= Directions for this task =
Count lines with "color" in them. Report only the total.

(Entries with figure data)
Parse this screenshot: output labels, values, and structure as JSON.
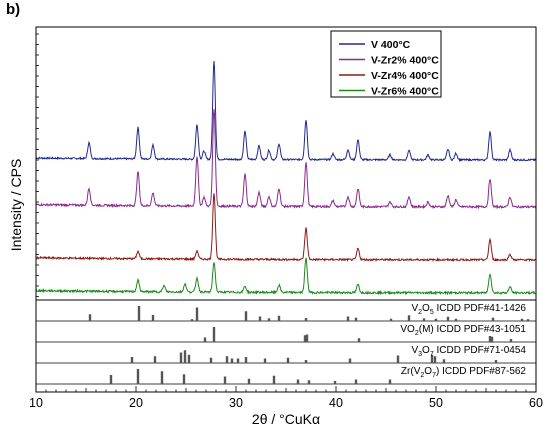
{
  "panel_label": "b)",
  "chart_data": {
    "type": "line",
    "xlabel": "2θ / °CuKα",
    "ylabel": "Intensity / CPS",
    "xlim": [
      10,
      60
    ],
    "x_ticks": [
      10,
      20,
      30,
      40,
      50,
      60
    ],
    "y_tick_labels": false,
    "grid": false,
    "legend_position": "top-right",
    "series": [
      {
        "name": "V 400°C",
        "color": "#1f2a8c",
        "baseline": 1.0,
        "peaks": [
          [
            15.3,
            0.48
          ],
          [
            20.2,
            0.95
          ],
          [
            21.7,
            0.42
          ],
          [
            26.1,
            1.05
          ],
          [
            26.8,
            0.25
          ],
          [
            27.8,
            3.0
          ],
          [
            30.9,
            0.85
          ],
          [
            32.3,
            0.42
          ],
          [
            33.3,
            0.28
          ],
          [
            34.3,
            0.48
          ],
          [
            37.0,
            1.2
          ],
          [
            39.7,
            0.18
          ],
          [
            41.2,
            0.3
          ],
          [
            42.2,
            0.6
          ],
          [
            45.4,
            0.15
          ],
          [
            47.3,
            0.28
          ],
          [
            49.2,
            0.15
          ],
          [
            51.2,
            0.32
          ],
          [
            52.0,
            0.2
          ],
          [
            55.4,
            0.85
          ],
          [
            57.4,
            0.3
          ]
        ]
      },
      {
        "name": "V-Zr2% 400°C",
        "color": "#8a2a8c",
        "baseline": 0.0,
        "peaks": [
          [
            15.3,
            0.42
          ],
          [
            20.2,
            0.85
          ],
          [
            21.7,
            0.32
          ],
          [
            26.1,
            1.25
          ],
          [
            26.8,
            0.22
          ],
          [
            27.8,
            2.45
          ],
          [
            30.9,
            0.8
          ],
          [
            32.3,
            0.35
          ],
          [
            33.3,
            0.25
          ],
          [
            34.3,
            0.45
          ],
          [
            37.0,
            1.1
          ],
          [
            39.7,
            0.15
          ],
          [
            41.2,
            0.25
          ],
          [
            42.2,
            0.45
          ],
          [
            45.4,
            0.12
          ],
          [
            47.3,
            0.25
          ],
          [
            49.2,
            0.12
          ],
          [
            51.2,
            0.28
          ],
          [
            52.0,
            0.18
          ],
          [
            55.4,
            0.7
          ],
          [
            57.4,
            0.25
          ]
        ]
      },
      {
        "name": "V-Zr4% 400°C",
        "color": "#8b1a14",
        "baseline": -0.95,
        "peaks": [
          [
            20.2,
            0.2
          ],
          [
            26.1,
            0.22
          ],
          [
            27.8,
            1.8
          ],
          [
            37.0,
            0.85
          ],
          [
            42.2,
            0.3
          ],
          [
            55.4,
            0.55
          ],
          [
            57.4,
            0.15
          ]
        ]
      },
      {
        "name": "V-Zr6% 400°C",
        "color": "#1a8a1a",
        "baseline": -1.75,
        "peaks": [
          [
            20.2,
            0.28
          ],
          [
            22.8,
            0.15
          ],
          [
            24.9,
            0.2
          ],
          [
            26.1,
            0.35
          ],
          [
            27.8,
            0.75
          ],
          [
            30.9,
            0.15
          ],
          [
            34.3,
            0.18
          ],
          [
            37.0,
            0.85
          ],
          [
            42.2,
            0.2
          ],
          [
            55.4,
            0.48
          ],
          [
            57.4,
            0.15
          ]
        ]
      }
    ],
    "reference_patterns": [
      {
        "label_main": "V",
        "label_sub1": "2",
        "label_mid": "O",
        "label_sub2": "5",
        "label_rest": " ICDD PDF#41-1426",
        "lines": [
          [
            15.4,
            0.45
          ],
          [
            20.3,
            1.0
          ],
          [
            21.7,
            0.4
          ],
          [
            25.6,
            0.12
          ],
          [
            26.1,
            0.9
          ],
          [
            31.0,
            0.65
          ],
          [
            32.4,
            0.3
          ],
          [
            33.3,
            0.18
          ],
          [
            34.3,
            0.35
          ],
          [
            37.0,
            0.2
          ],
          [
            41.2,
            0.3
          ],
          [
            42.0,
            0.22
          ],
          [
            45.5,
            0.15
          ],
          [
            47.3,
            0.38
          ],
          [
            48.8,
            0.18
          ],
          [
            50.0,
            0.15
          ],
          [
            51.2,
            0.28
          ],
          [
            52.0,
            0.15
          ],
          [
            55.7,
            0.22
          ],
          [
            58.6,
            0.15
          ],
          [
            59.2,
            0.12
          ]
        ]
      },
      {
        "label_main": "VO",
        "label_sub1": "2",
        "label_mid": "(M)",
        "label_sub2": "",
        "label_rest": " ICDD PDF#43-1051",
        "lines": [
          [
            26.9,
            0.3
          ],
          [
            27.8,
            1.0
          ],
          [
            36.9,
            0.45
          ],
          [
            37.1,
            0.5
          ],
          [
            42.3,
            0.25
          ],
          [
            55.4,
            0.4
          ],
          [
            55.6,
            0.35
          ],
          [
            57.5,
            0.2
          ]
        ]
      },
      {
        "label_main": "V",
        "label_sub1": "3",
        "label_mid": "O",
        "label_sub2": "7",
        "label_rest": " ICDD PDF#71-0454",
        "lines": [
          [
            19.6,
            0.4
          ],
          [
            21.9,
            0.45
          ],
          [
            24.5,
            0.7
          ],
          [
            24.9,
            0.85
          ],
          [
            25.3,
            0.55
          ],
          [
            27.5,
            0.35
          ],
          [
            29.1,
            0.45
          ],
          [
            29.6,
            0.3
          ],
          [
            30.2,
            0.3
          ],
          [
            31.0,
            0.4
          ],
          [
            32.9,
            0.3
          ],
          [
            35.2,
            0.35
          ],
          [
            37.0,
            0.2
          ],
          [
            41.4,
            0.3
          ],
          [
            46.2,
            0.5
          ],
          [
            49.6,
            0.55
          ],
          [
            49.9,
            0.45
          ],
          [
            50.8,
            0.25
          ],
          [
            56.0,
            0.2
          ]
        ]
      },
      {
        "label_main": "Zr(V",
        "label_sub1": "2",
        "label_mid": "O",
        "label_sub2": "7",
        "label_rest": ") ICDD PDF#87-562",
        "lines": [
          [
            17.5,
            0.6
          ],
          [
            20.2,
            1.0
          ],
          [
            22.6,
            0.85
          ],
          [
            24.8,
            0.65
          ],
          [
            28.9,
            0.5
          ],
          [
            31.3,
            0.35
          ],
          [
            33.8,
            0.55
          ],
          [
            36.2,
            0.3
          ],
          [
            37.3,
            0.25
          ],
          [
            39.9,
            0.2
          ],
          [
            42.0,
            0.3
          ],
          [
            45.4,
            0.3
          ]
        ]
      }
    ],
    "legend": {
      "entries": [
        "V 400°C",
        "V-Zr2% 400°C",
        "V-Zr4% 400°C",
        "V-Zr6% 400°C"
      ]
    }
  }
}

= Exercise solution =
4